* [Stored data]
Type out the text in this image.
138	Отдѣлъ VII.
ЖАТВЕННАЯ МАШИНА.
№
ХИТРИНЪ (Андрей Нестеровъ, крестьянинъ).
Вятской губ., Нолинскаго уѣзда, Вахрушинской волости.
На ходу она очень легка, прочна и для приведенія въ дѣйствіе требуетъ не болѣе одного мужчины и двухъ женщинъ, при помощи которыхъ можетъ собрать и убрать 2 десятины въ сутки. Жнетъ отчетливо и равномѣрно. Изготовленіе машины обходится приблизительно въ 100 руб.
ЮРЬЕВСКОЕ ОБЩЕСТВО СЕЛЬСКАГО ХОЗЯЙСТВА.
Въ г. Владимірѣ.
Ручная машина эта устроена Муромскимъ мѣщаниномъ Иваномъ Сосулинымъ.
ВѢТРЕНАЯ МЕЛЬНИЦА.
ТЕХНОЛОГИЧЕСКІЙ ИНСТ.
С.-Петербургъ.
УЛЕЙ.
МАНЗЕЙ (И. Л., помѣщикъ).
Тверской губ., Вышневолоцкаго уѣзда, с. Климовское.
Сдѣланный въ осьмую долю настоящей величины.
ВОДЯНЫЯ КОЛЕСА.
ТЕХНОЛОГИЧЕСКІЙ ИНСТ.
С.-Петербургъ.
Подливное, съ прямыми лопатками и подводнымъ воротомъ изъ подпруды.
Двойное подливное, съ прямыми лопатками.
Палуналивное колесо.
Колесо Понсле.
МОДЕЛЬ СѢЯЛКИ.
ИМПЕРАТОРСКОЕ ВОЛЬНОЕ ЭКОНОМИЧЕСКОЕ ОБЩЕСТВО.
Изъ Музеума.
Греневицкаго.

* [Work required] Return the listing above in full, character for character.

* [Solution for this problem]
Type out the text in this image.
138	Отдѣлъ VII.
ЖАТВЕННАЯ МАШИНА.
№
ХИТРИНЪ (Андрей Нестеровъ, крестьянинъ).
Вятской губ., Нолинскаго уѣзда, Вахрушинской волости.
На ходу она очень легка, прочна и для приведенія въ дѣйствіе требуетъ не болѣе одного мужчины и двухъ женщинъ, при помощи которыхъ можетъ собрать и убрать 2 десятины въ сутки. Жнетъ отчетливо и равномѣрно. Изготовленіе машины обходится приблизительно въ 100 руб.
ЮРЬЕВСКОЕ ОБЩЕСТВО СЕЛЬСКАГО ХОЗЯЙСТВА.
Въ г. Владимірѣ.
Ручная машина эта устроена Муромскимъ мѣщаниномъ Иваномъ Сосулинымъ.
ВѢТРЕНАЯ МЕЛЬНИЦА.
ТЕХНОЛОГИЧЕСКІЙ ИНСТ.
С.-Петербургъ.
УЛЕЙ.
МАНЗЕЙ (И. Л., помѣщикъ).
Тверской губ., Вышневолоцкаго уѣзда, с. Климовское.
Сдѣланный въ осьмую долю настоящей величины.
ВОДЯНЫЯ КОЛЕСА.
ТЕХНОЛОГИЧЕСКІЙ ИНСТ.
С.-Петербургъ.
Подливное, съ прямыми лопатками и подводнымъ воротомъ изъ подпруды.
Двойное подливное, съ прямыми лопатками.
Палуналивное колесо.
Колесо Понсле.
МОДЕЛЬ СѢЯЛКИ.
ИМПЕРАТОРСКОЕ ВОЛЬНОЕ ЭКОНОМИЧЕСКОЕ ОБЩЕСТВО.
Изъ Музеума.
Греневицкаго.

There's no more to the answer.